Work out how many lines of the records contain "detrás". Answer with the number and nothing else.
start Data to use
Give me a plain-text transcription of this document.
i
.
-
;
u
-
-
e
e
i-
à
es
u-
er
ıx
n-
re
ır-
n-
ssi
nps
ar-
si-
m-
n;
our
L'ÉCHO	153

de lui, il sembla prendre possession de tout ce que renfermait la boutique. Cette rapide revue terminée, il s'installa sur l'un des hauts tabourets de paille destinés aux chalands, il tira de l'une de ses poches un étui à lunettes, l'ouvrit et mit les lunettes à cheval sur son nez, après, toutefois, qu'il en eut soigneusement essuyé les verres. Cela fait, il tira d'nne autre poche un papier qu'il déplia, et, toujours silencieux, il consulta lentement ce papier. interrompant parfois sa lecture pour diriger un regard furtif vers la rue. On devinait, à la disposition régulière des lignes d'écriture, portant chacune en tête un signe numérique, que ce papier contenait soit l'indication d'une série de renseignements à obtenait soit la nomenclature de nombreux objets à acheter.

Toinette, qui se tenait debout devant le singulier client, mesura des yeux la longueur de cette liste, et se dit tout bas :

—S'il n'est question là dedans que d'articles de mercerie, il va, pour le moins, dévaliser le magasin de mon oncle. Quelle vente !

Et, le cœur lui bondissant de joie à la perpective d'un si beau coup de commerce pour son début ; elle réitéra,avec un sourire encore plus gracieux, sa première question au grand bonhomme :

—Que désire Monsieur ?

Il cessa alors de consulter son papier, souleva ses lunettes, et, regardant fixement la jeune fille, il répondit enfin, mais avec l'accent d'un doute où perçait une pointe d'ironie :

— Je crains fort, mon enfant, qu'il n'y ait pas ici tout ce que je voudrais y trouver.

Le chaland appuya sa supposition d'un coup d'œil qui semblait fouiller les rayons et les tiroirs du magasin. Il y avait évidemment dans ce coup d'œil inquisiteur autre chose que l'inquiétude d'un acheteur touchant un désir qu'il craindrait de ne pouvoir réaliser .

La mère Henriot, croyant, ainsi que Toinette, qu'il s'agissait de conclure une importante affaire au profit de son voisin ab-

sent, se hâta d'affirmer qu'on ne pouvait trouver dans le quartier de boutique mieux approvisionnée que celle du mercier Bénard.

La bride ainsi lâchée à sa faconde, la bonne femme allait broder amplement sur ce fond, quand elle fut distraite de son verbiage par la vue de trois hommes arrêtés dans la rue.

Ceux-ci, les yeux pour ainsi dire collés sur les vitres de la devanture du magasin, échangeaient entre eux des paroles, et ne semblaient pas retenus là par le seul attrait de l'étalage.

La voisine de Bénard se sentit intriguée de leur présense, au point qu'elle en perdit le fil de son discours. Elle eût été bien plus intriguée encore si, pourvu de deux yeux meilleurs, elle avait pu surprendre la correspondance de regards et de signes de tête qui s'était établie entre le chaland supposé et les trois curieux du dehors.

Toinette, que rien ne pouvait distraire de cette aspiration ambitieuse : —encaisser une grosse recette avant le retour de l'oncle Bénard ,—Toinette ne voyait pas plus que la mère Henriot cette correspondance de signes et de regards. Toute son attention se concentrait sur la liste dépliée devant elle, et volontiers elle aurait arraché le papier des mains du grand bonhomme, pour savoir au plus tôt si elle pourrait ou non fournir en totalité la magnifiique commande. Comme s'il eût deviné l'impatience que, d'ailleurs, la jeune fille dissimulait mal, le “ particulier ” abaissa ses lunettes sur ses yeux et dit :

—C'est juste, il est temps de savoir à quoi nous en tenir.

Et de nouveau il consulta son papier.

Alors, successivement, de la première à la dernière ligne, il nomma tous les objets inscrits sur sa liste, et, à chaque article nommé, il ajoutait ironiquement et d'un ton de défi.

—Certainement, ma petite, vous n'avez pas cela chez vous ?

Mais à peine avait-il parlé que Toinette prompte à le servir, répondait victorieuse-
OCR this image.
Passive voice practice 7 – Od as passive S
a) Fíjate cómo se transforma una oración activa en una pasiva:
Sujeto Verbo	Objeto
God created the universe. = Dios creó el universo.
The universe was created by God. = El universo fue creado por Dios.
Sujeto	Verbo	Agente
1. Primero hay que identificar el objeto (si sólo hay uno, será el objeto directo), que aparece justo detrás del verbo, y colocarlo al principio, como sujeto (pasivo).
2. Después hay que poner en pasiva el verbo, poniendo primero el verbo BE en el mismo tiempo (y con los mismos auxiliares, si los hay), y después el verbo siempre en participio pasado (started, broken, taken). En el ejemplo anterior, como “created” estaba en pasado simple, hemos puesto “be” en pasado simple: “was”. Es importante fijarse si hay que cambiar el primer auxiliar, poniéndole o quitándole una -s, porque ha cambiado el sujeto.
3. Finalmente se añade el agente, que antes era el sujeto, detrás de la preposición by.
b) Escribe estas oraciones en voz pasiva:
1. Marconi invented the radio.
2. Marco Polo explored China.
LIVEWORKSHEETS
end Data to use
Written answer: 2